TEXT EXTRACT:
__________

The Snowman (2017) Netflix

July 7th, 2022
Author: Meredith Taylor

Dir: Tomas Alfredson | Cast: Michael Fassbender, Rebecca Ferguson, Val Kilmer, Chloë Sevigny, J.K. Simmons, Silvia Busuioc, Jamie Clayton | Horror Thriller | 119′

Tomas Alfredson’s first foray into thriller territory Let the Right One In was one of the most horrifying movies ever made and an instant cult classic. Sadly, The Snowman is horrifically bad. And not even star trio Michael Fassbender, Charlotte Gainsbourg or Toby Jones can do anything to save it.

Fans of ScandiNoir and the frosted pulpy fare of Norwegian crime writer Jo Nesbø will be the most disappointed by this screen adaptation of the seventh Harry Hole thriller, where a serial-killer’s calling card is a haunting snowman that appears near his crime scenes. For some reason Alfredson has chosen not one but three award-winning writers to fashion the sprawling fractured narrative – and it’s a real dog’s dinner. But they do keep one trick up their sleeve: the identity of the killer.

__________

WHAT TO DO:
1) Starting at the first of the rows below and ending at the row that contains "close-tab-icon[interactable] bbox=[501, 58, 515, 77]", convert those rows into a Markdown table with the columns Number and Line, skipping any blank lines.
2) Extend the review of The Snowman above, picking up right after its last sentence.

__________

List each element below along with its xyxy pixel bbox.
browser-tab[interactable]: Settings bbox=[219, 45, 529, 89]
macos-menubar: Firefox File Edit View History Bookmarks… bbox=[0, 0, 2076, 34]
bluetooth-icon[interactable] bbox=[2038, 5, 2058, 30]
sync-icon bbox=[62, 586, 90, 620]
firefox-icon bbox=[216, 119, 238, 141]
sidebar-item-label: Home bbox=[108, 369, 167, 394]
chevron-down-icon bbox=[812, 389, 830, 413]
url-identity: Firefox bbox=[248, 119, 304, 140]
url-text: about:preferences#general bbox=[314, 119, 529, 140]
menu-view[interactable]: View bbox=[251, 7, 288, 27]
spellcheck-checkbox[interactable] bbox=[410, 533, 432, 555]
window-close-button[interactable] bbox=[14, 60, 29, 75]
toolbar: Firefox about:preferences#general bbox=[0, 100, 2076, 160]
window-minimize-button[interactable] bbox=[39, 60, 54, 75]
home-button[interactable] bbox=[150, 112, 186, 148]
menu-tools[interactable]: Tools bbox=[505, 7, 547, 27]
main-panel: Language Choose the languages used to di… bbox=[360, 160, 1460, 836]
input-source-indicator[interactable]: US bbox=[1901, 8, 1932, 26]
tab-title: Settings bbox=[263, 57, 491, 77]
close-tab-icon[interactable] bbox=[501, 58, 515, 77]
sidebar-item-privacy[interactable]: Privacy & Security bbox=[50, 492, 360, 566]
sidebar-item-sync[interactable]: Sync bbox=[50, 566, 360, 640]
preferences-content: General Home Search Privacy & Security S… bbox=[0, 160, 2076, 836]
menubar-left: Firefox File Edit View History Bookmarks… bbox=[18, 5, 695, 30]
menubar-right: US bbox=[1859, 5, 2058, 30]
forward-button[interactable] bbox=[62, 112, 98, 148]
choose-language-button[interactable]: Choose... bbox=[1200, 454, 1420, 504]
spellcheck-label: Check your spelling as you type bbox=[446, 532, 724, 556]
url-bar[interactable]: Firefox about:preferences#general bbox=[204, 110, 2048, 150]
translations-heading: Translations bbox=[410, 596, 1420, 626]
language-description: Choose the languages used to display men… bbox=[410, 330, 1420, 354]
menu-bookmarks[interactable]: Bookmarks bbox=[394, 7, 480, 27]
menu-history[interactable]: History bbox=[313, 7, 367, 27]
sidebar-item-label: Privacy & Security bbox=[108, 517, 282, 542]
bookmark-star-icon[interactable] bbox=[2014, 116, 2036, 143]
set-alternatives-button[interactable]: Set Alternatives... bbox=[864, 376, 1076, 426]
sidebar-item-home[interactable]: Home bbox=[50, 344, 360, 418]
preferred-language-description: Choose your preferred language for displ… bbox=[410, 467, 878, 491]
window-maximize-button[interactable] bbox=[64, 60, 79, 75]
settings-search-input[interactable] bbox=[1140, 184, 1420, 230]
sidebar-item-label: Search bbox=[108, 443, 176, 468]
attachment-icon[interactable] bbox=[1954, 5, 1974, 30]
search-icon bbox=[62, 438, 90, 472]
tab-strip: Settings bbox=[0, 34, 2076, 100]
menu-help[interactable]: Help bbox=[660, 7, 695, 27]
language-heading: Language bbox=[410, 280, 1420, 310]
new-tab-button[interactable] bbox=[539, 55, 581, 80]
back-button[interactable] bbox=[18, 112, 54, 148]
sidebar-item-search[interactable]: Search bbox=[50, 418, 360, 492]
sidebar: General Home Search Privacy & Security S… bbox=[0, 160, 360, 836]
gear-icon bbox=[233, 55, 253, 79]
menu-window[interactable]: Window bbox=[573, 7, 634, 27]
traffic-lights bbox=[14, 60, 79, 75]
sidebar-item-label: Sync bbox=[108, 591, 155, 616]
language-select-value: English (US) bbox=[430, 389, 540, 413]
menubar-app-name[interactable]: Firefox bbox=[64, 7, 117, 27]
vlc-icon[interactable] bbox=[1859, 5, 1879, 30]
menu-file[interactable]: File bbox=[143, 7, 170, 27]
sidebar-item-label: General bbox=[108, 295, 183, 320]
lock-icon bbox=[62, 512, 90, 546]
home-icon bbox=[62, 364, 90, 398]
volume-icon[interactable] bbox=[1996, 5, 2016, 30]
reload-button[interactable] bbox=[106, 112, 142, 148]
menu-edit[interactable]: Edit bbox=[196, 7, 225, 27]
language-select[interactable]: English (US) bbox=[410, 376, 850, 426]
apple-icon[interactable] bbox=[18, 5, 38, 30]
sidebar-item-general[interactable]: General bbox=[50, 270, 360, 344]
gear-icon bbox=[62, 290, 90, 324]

__________

ANSWERS FOR THE TASKS:
1)
| Number | Line |
|---|---|
| 1 | List each element below along with its xyxy pixel bbox. |
| 2 | browser-tab[interactable]: Settings bbox=[219, 45, 529, 89] |
| 3 | macos-menubar: Firefox File Edit View History Bookmarks… bbox=[0, 0, 2076, 34] |
| 4 | bluetooth-icon[interactable] bbox=[2038, 5, 2058, 30] |
| 5 | sync-icon bbox=[62, 586, 90, 620] |
| 6 | firefox-icon bbox=[216, 119, 238, 141] |
| 7 | sidebar-item-label: Home bbox=[108, 369, 167, 394] |
| 8 | chevron-down-icon bbox=[812, 389, 830, 413] |
| 9 | url-identity: Firefox bbox=[248, 119, 304, 140] |
| 10 | url-text: about:preferences#general bbox=[314, 119, 529, 140] |
| 11 | menu-view[interactable]: View bbox=[251, 7, 288, 27] |
| 12 | spellcheck-checkbox[interactable] bbox=[410, 533, 432, 555] |
| 13 | window-close-button[interactable] bbox=[14, 60, 29, 75] |
| 14 | toolbar: Firefox about:preferences#general bbox=[0, 100, 2076, 160] |
| 15 | window-minimize-button[interactable] bbox=[39, 60, 54, 75] |
| 16 | home-button[interactable] bbox=[150, 112, 186, 148] |
| 17 | menu-tools[interactable]: Tools bbox=[505, 7, 547, 27] |
| 18 | main-panel: Language Choose the languages used to di… bbox=[360, 160, 1460, 836] |
| 19 | input-source-indicator[interactable]: US bbox=[1901, 8, 1932, 26] |
| 20 | tab-title: Settings bbox=[263, 57, 491, 77] |
| 21 | close-tab-icon[interactable] bbox=[501, 58, 515, 77] |

2)
Fassbender plays the maverick dipsomaniac detective who looks miserable as sin and permanently on the verge of ‘flu for the duration. But before he limps onto the scene, a mother has gone missing in snowy Oslo, abducted in the dead of night and leaving her young daughter and nervous husband (James D’Arcy) in the dark, literally and metaphorically. According to the crime motivation backstory, a ‘mother’ serial killer is on the loose. A little boy has been orphaned when his distraught and suicidal mum drove her Volvo into a frozen lake. A series of gruesome jump cuts feature severed limbs bloodying the snow, we then cut to the starkly-lit Ikea clad interior of a child’s bedroom.

The framing is off kilter, not to mention the gaudy aesthetic and lighting. The sinister tropes of Let the Right One In have gone out, and instead of feeling tense, we feel appalled at the ludicrousness of it all. The female characters are either wearing grotesque wigs (Chloë Sevigny has one of the worst examples) or tarty clothing for no apparent reason: Rebecca Ferguson’s sidekick detective is forced to don thigh books, red lippy and black lace to seduce one of the suspects, Arve Støp (JK Simmons).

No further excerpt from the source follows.